DATA SECTION:

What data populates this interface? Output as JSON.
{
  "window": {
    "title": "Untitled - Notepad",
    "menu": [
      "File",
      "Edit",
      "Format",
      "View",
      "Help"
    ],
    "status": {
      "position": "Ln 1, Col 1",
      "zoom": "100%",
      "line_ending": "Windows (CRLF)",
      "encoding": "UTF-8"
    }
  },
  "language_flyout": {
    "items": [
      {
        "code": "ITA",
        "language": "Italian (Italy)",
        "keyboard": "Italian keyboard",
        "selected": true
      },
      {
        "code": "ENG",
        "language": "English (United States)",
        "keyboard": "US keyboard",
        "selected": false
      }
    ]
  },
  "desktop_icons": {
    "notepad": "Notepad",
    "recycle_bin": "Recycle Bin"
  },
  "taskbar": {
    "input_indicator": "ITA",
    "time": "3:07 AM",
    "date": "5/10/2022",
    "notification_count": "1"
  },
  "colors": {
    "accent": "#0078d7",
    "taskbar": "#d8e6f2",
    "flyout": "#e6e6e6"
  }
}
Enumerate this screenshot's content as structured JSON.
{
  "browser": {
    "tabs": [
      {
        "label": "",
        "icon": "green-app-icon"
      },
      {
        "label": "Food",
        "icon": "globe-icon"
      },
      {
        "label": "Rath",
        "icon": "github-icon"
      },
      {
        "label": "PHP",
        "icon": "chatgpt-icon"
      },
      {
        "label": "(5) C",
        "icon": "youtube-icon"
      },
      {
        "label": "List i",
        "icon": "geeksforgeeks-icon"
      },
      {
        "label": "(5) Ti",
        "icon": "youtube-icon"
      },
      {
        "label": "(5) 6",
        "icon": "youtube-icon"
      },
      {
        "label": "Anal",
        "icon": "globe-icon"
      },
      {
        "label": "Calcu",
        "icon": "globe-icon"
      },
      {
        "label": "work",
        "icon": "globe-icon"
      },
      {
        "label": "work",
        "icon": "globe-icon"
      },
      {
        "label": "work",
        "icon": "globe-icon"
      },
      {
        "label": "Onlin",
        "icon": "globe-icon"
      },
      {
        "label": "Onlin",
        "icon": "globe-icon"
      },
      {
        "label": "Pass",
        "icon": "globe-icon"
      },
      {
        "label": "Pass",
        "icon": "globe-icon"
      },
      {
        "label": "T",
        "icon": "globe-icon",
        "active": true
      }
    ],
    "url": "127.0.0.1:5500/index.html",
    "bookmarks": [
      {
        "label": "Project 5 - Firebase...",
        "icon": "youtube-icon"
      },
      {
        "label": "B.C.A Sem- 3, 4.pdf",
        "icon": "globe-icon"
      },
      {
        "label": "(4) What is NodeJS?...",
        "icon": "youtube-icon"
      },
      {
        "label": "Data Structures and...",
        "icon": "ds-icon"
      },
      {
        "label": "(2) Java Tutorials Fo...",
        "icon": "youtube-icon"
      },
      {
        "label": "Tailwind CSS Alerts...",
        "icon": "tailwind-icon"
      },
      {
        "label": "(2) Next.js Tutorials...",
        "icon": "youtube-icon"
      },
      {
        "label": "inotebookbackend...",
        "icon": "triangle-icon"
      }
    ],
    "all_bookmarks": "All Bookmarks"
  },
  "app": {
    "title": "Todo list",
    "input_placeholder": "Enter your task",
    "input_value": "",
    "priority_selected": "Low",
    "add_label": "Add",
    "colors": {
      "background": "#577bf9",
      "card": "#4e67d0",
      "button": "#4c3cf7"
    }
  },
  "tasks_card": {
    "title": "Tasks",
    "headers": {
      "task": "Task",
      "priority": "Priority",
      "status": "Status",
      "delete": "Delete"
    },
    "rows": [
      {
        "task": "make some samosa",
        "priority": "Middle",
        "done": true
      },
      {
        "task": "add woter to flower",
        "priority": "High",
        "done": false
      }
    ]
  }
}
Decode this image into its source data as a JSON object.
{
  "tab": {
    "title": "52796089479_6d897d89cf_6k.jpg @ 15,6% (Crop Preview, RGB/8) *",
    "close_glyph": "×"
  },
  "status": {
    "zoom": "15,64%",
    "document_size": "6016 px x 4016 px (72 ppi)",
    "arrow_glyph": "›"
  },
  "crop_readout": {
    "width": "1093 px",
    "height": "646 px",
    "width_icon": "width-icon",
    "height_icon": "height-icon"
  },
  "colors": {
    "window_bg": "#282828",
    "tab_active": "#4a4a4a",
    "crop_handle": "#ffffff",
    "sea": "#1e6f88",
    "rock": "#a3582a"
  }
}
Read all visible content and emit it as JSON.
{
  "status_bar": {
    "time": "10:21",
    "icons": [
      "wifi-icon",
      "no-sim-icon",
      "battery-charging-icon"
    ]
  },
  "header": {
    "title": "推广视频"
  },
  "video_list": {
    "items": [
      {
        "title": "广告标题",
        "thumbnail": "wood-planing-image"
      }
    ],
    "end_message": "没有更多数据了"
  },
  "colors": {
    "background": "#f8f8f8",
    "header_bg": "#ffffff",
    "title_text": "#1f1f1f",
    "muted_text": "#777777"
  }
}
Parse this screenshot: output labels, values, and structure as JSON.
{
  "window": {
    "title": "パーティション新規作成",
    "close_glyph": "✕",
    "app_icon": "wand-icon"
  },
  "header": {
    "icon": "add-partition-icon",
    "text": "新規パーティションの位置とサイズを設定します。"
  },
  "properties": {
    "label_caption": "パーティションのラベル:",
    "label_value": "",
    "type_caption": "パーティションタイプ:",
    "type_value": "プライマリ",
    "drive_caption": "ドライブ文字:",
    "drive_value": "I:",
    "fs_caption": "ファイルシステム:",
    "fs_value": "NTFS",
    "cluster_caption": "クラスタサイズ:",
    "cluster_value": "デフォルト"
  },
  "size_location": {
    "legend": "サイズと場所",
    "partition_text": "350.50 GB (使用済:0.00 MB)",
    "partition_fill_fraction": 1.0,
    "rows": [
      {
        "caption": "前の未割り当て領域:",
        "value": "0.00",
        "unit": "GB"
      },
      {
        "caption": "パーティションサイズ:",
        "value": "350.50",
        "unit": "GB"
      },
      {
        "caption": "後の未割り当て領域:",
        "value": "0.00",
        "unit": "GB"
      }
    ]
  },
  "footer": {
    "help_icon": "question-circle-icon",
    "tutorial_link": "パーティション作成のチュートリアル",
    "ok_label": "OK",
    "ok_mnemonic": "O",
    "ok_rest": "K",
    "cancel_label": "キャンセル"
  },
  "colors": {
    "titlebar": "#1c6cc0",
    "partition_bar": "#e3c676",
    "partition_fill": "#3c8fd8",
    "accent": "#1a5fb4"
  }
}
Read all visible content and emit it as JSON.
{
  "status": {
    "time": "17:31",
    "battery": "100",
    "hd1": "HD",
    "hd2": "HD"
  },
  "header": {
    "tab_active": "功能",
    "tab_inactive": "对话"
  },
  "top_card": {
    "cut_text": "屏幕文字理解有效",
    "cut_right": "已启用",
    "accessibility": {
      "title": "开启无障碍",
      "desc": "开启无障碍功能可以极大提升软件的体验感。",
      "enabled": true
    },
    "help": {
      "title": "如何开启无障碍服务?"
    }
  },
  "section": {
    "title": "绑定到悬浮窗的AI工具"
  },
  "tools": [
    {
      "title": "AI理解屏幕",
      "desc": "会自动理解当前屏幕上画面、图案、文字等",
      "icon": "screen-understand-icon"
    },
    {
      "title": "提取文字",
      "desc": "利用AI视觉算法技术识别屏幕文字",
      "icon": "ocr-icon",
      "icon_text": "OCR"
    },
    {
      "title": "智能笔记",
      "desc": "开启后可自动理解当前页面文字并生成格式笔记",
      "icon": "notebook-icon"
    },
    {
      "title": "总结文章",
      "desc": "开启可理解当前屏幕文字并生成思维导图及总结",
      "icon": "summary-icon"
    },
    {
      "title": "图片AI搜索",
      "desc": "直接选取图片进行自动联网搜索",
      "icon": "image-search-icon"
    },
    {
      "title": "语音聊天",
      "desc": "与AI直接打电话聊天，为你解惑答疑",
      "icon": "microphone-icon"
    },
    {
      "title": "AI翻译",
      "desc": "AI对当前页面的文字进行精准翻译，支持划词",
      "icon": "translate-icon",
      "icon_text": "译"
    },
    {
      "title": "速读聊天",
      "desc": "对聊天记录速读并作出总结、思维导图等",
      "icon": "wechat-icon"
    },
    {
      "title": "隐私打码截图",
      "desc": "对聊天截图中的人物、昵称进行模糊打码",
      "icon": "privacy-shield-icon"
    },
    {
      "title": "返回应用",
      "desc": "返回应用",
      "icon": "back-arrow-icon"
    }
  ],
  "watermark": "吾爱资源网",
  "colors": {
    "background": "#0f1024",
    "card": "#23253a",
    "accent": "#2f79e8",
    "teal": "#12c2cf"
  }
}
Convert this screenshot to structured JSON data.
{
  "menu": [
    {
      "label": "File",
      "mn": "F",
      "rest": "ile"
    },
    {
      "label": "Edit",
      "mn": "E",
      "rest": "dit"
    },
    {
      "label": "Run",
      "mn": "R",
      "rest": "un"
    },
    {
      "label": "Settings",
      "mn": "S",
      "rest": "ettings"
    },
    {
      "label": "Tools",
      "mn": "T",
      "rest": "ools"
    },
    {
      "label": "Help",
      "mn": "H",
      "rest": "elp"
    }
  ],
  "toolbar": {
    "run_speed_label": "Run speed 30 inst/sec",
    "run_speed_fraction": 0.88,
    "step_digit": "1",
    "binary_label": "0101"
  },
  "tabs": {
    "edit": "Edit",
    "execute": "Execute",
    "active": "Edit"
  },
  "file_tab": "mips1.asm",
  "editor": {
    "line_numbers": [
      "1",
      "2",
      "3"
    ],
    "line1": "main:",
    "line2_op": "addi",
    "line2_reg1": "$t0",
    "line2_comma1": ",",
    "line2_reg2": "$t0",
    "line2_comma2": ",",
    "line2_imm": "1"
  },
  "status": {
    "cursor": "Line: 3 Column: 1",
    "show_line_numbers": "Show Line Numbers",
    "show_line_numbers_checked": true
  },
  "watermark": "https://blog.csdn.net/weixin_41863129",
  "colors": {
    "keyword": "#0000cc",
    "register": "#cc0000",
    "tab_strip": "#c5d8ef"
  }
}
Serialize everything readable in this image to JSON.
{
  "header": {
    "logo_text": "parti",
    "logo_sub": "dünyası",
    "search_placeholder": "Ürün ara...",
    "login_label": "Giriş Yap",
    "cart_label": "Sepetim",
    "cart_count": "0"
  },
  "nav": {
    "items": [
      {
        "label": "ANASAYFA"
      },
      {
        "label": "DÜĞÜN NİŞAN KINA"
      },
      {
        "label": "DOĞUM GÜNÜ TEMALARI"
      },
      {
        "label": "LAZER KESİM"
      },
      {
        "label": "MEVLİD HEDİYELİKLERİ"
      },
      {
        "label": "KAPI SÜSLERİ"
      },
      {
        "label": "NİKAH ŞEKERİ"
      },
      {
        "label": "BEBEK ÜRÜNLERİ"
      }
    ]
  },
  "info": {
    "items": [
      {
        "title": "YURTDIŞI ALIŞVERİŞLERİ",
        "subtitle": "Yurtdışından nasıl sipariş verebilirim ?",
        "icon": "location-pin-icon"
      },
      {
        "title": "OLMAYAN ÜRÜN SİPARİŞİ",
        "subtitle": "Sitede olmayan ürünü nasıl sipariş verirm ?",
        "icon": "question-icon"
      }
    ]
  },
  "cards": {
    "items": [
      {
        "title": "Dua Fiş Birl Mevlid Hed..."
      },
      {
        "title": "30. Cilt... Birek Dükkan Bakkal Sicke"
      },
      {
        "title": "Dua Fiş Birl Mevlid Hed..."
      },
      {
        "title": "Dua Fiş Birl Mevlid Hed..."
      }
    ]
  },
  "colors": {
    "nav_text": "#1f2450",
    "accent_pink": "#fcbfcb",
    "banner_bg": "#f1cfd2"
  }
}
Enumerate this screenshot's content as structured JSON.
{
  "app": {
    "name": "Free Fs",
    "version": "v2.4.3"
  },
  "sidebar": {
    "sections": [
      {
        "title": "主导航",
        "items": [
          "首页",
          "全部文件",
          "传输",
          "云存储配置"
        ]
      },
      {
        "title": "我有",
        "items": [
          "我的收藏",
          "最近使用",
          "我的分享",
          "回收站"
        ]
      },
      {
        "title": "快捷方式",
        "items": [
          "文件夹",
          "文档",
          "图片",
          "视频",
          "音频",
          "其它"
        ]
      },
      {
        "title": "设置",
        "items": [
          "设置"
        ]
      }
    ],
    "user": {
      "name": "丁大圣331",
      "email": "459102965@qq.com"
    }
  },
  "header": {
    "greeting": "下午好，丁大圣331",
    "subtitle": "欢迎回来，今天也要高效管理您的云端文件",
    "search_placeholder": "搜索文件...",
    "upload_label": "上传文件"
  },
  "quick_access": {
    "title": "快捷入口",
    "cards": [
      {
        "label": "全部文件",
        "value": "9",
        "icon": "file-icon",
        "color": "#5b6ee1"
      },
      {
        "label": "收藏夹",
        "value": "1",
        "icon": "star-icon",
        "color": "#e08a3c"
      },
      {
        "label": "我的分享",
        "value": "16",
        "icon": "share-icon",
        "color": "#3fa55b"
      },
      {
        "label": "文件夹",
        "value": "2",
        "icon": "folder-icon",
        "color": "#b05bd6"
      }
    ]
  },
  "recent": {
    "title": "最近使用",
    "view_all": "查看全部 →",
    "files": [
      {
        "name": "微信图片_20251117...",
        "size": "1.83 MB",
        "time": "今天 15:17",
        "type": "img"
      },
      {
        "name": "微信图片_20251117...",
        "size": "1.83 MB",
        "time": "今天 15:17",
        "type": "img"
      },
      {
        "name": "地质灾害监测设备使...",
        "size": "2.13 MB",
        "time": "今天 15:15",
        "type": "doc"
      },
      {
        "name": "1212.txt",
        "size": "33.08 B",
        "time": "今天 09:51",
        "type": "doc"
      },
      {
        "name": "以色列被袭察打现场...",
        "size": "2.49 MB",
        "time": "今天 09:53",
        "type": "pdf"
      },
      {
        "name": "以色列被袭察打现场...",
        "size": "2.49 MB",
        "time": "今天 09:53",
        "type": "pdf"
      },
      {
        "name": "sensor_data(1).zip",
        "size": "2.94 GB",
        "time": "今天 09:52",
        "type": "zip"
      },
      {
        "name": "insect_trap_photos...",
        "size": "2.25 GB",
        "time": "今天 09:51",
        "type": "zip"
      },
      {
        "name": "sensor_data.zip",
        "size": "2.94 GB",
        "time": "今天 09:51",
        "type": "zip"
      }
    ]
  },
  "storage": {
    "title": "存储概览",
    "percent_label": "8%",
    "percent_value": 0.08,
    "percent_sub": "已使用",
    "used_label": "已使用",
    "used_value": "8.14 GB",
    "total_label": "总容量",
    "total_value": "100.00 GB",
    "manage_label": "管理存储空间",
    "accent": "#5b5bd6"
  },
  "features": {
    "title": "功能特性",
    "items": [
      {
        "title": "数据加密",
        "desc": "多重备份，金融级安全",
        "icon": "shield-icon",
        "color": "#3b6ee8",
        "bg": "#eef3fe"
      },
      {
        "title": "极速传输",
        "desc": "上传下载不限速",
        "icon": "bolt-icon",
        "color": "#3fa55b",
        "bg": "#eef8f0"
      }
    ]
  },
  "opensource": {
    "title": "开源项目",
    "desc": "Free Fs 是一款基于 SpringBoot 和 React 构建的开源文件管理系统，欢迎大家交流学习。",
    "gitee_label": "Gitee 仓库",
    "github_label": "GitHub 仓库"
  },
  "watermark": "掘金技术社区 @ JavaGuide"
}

TASK: Give only the number of lines in the data that include the string "Italian".

ANSWER TO THIS EXERCISE: 2